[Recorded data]
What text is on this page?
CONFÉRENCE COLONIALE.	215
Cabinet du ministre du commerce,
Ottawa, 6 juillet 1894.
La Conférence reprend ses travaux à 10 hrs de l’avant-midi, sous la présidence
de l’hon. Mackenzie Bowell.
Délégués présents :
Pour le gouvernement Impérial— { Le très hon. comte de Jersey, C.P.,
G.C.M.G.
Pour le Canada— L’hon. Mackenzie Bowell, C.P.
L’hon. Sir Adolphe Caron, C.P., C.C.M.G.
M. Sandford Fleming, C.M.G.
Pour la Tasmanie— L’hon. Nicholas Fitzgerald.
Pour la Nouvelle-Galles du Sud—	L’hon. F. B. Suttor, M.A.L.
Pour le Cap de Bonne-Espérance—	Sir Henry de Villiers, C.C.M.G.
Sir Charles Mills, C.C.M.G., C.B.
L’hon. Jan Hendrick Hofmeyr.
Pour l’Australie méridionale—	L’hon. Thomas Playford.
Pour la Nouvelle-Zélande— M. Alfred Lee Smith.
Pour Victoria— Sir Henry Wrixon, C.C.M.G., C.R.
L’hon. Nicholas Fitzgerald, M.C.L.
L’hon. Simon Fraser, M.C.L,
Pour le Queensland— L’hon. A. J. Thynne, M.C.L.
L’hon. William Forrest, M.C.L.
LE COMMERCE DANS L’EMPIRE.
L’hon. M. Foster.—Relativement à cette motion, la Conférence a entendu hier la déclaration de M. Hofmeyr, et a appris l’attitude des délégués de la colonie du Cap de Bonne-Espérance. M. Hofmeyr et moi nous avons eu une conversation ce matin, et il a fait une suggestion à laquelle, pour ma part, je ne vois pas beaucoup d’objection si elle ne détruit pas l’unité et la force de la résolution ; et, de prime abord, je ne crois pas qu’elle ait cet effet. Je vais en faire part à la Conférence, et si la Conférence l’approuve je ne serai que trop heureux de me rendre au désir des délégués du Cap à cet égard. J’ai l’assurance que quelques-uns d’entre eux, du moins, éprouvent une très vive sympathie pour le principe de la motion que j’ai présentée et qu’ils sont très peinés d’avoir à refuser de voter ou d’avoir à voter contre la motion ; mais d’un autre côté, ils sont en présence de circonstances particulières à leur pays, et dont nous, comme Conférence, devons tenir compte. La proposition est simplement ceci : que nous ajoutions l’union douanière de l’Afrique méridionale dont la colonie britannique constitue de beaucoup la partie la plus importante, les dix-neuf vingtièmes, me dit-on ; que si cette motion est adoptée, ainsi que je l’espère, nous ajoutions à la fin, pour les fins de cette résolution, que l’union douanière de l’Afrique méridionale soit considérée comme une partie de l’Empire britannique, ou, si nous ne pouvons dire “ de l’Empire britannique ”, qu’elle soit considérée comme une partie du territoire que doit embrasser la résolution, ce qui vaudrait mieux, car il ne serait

— EXERCISE BRIEF —
Your task is to extract all of the records exactly.

— EXPECTED ANSWER —
What text is on this page?
CONFÉRENCE COLONIALE.	215
Cabinet du ministre du commerce,
Ottawa, 6 juillet 1894.
La Conférence reprend ses travaux à 10 hrs de l’avant-midi, sous la présidence
de l’hon. Mackenzie Bowell.
Délégués présents :
Pour le gouvernement Impérial— { Le très hon. comte de Jersey, C.P.,
G.C.M.G.
Pour le Canada— L’hon. Mackenzie Bowell, C.P.
L’hon. Sir Adolphe Caron, C.P., C.C.M.G.
M. Sandford Fleming, C.M.G.
Pour la Tasmanie— L’hon. Nicholas Fitzgerald.
Pour la Nouvelle-Galles du Sud—	L’hon. F. B. Suttor, M.A.L.
Pour le Cap de Bonne-Espérance—	Sir Henry de Villiers, C.C.M.G.
Sir Charles Mills, C.C.M.G., C.B.
L’hon. Jan Hendrick Hofmeyr.
Pour l’Australie méridionale—	L’hon. Thomas Playford.
Pour la Nouvelle-Zélande— M. Alfred Lee Smith.
Pour Victoria— Sir Henry Wrixon, C.C.M.G., C.R.
L’hon. Nicholas Fitzgerald, M.C.L.
L’hon. Simon Fraser, M.C.L,
Pour le Queensland— L’hon. A. J. Thynne, M.C.L.
L’hon. William Forrest, M.C.L.
LE COMMERCE DANS L’EMPIRE.
L’hon. M. Foster.—Relativement à cette motion, la Conférence a entendu hier la déclaration de M. Hofmeyr, et a appris l’attitude des délégués de la colonie du Cap de Bonne-Espérance. M. Hofmeyr et moi nous avons eu une conversation ce matin, et il a fait une suggestion à laquelle, pour ma part, je ne vois pas beaucoup d’objection si elle ne détruit pas l’unité et la force de la résolution ; et, de prime abord, je ne crois pas qu’elle ait cet effet. Je vais en faire part à la Conférence, et si la Conférence l’approuve je ne serai que trop heureux de me rendre au désir des délégués du Cap à cet égard. J’ai l’assurance que quelques-uns d’entre eux, du moins, éprouvent une très vive sympathie pour le principe de la motion que j’ai présentée et qu’ils sont très peinés d’avoir à refuser de voter ou d’avoir à voter contre la motion ; mais d’un autre côté, ils sont en présence de circonstances particulières à leur pays, et dont nous, comme Conférence, devons tenir compte. La proposition est simplement ceci : que nous ajoutions l’union douanière de l’Afrique méridionale dont la colonie britannique constitue de beaucoup la partie la plus importante, les dix-neuf vingtièmes, me dit-on ; que si cette motion est adoptée, ainsi que je l’espère, nous ajoutions à la fin, pour les fins de cette résolution, que l’union douanière de l’Afrique méridionale soit considérée comme une partie de l’Empire britannique, ou, si nous ne pouvons dire “ de l’Empire britannique ”, qu’elle soit considérée comme une partie du territoire que doit embrasser la résolution, ce qui vaudrait mieux, car il ne serait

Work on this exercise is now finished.